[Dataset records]
(begin)

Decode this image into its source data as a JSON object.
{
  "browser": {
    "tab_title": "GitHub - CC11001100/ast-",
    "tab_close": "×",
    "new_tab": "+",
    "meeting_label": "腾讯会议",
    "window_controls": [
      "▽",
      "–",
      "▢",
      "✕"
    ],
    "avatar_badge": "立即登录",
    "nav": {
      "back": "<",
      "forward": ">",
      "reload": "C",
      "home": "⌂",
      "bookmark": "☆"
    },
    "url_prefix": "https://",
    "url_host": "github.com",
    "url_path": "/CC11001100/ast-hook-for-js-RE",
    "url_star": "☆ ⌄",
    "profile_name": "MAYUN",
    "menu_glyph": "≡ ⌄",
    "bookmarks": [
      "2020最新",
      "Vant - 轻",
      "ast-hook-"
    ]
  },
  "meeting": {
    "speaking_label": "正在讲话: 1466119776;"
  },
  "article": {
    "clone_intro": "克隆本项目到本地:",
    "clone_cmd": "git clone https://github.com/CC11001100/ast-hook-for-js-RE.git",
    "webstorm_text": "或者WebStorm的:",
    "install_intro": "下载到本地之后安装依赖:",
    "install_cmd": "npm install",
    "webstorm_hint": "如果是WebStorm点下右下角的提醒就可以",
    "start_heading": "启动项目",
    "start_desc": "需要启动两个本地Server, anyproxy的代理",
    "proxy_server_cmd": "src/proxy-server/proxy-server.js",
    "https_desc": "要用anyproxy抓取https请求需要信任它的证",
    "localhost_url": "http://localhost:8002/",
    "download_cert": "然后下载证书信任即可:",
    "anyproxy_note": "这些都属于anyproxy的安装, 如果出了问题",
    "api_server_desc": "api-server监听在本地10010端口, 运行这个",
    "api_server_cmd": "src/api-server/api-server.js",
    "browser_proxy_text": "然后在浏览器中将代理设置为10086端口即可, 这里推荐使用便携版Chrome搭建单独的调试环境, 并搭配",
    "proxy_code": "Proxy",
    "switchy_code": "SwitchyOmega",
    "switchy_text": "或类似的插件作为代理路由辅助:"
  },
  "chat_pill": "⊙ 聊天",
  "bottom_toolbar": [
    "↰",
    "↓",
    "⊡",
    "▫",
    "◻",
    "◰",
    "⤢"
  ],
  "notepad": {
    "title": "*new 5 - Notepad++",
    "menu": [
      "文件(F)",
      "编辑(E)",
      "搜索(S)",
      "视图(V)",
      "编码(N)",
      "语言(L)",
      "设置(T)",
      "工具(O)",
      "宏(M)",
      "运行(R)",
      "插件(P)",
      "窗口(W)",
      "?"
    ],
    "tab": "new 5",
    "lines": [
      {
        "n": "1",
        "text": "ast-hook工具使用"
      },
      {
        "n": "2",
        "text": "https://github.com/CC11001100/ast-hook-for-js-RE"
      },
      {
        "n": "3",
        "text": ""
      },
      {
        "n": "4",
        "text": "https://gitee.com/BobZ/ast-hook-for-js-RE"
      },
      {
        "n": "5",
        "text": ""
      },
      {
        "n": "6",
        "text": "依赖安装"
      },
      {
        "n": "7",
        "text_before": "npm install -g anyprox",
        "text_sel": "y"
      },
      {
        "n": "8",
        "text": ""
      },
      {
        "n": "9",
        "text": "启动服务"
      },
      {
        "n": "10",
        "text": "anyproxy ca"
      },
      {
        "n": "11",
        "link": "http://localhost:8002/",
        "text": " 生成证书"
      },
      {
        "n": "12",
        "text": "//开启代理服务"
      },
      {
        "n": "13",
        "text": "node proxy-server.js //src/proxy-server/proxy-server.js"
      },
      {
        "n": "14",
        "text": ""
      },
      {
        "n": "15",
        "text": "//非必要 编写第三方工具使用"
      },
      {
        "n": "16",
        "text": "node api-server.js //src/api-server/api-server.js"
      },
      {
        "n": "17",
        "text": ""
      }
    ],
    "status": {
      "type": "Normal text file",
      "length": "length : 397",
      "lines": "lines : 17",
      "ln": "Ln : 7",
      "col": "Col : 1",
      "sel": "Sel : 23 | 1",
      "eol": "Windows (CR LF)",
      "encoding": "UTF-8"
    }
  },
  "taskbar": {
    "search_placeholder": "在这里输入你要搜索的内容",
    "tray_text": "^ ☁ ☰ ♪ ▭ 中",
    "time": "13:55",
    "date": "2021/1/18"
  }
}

(end)

Transcribe the material exactly as it reads.

Decode this image into its source data as a JSON object.
{
  "browser": {
    "tab_title": "GitHub - CC11001100/ast-",
    "tab_close": "×",
    "new_tab": "+",
    "meeting_label": "腾讯会议",
    "window_controls": [
      "▽",
      "–",
      "▢",
      "✕"
    ],
    "avatar_badge": "立即登录",
    "nav": {
      "back": "<",
      "forward": ">",
      "reload": "C",
      "home": "⌂",
      "bookmark": "☆"
    },
    "url_prefix": "https://",
    "url_host": "github.com",
    "url_path": "/CC11001100/ast-hook-for-js-RE",
    "url_star": "☆ ⌄",
    "profile_name": "MAYUN",
    "menu_glyph": "≡ ⌄",
    "bookmarks": [
      "2020最新",
      "Vant - 轻",
      "ast-hook-"
    ]
  },
  "meeting": {
    "speaking_label": "正在讲话: 1466119776;"
  },
  "article": {
    "clone_intro": "克隆本项目到本地:",
    "clone_cmd": "git clone https://github.com/CC11001100/ast-hook-for-js-RE.git",
    "webstorm_text": "或者WebStorm的:",
    "install_intro": "下载到本地之后安装依赖:",
    "install_cmd": "npm install",
    "webstorm_hint": "如果是WebStorm点下右下角的提醒就可以",
    "start_heading": "启动项目",
    "start_desc": "需要启动两个本地Server, anyproxy的代理",
    "proxy_server_cmd": "src/proxy-server/proxy-server.js",
    "https_desc": "要用anyproxy抓取https请求需要信任它的证",
    "localhost_url": "http://localhost:8002/",
    "download_cert": "然后下载证书信任即可:",
    "anyproxy_note": "这些都属于anyproxy的安装, 如果出了问题",
    "api_server_desc": "api-server监听在本地10010端口, 运行这个",
    "api_server_cmd": "src/api-server/api-server.js",
    "browser_proxy_text": "然后在浏览器中将代理设置为10086端口即可, 这里推荐使用便携版Chrome搭建单独的调试环境, 并搭配",
    "proxy_code": "Proxy",
    "switchy_code": "SwitchyOmega",
    "switchy_text": "或类似的插件作为代理路由辅助:"
  },
  "chat_pill": "⊙ 聊天",
  "bottom_toolbar": [
    "↰",
    "↓",
    "⊡",
    "▫",
    "◻",
    "◰",
    "⤢"
  ],
  "notepad": {
    "title": "*new 5 - Notepad++",
    "menu": [
      "文件(F)",
      "编辑(E)",
      "搜索(S)",
      "视图(V)",
      "编码(N)",
      "语言(L)",
      "设置(T)",
      "工具(O)",
      "宏(M)",
      "运行(R)",
      "插件(P)",
      "窗口(W)",
      "?"
    ],
    "tab": "new 5",
    "lines": [
      {
        "n": "1",
        "text": "ast-hook工具使用"
      },
      {
        "n": "2",
        "text": "https://github.com/CC11001100/ast-hook-for-js-RE"
      },
      {
        "n": "3",
        "text": ""
      },
      {
        "n": "4",
        "text": "https://gitee.com/BobZ/ast-hook-for-js-RE"
      },
      {
        "n": "5",
        "text": ""
      },
      {
        "n": "6",
        "text": "依赖安装"
      },
      {
        "n": "7",
        "text_before": "npm install -g anyprox",
        "text_sel": "y"
      },
      {
        "n": "8",
        "text": ""
      },
      {
        "n": "9",
        "text": "启动服务"
      },
      {
        "n": "10",
        "text": "anyproxy ca"
      },
      {
        "n": "11",
        "link": "http://localhost:8002/",
        "text": " 生成证书"
      },
      {
        "n": "12",
        "text": "//开启代理服务"
      },
      {
        "n": "13",
        "text": "node proxy-server.js //src/proxy-server/proxy-server.js"
      },
      {
        "n": "14",
        "text": ""
      },
      {
        "n": "15",
        "text": "//非必要 编写第三方工具使用"
      },
      {
        "n": "16",
        "text": "node api-server.js //src/api-server/api-server.js"
      },
      {
        "n": "17",
        "text": ""
      }
    ],
    "status": {
      "type": "Normal text file",
      "length": "length : 397",
      "lines": "lines : 17",
      "ln": "Ln : 7",
      "col": "Col : 1",
      "sel": "Sel : 23 | 1",
      "eol": "Windows (CR LF)",
      "encoding": "UTF-8"
    }
  },
  "taskbar": {
    "search_placeholder": "在这里输入你要搜索的内容",
    "tray_text": "^ ☁ ☰ ♪ ▭ 中",
    "time": "13:55",
    "date": "2021/1/18"
  }
}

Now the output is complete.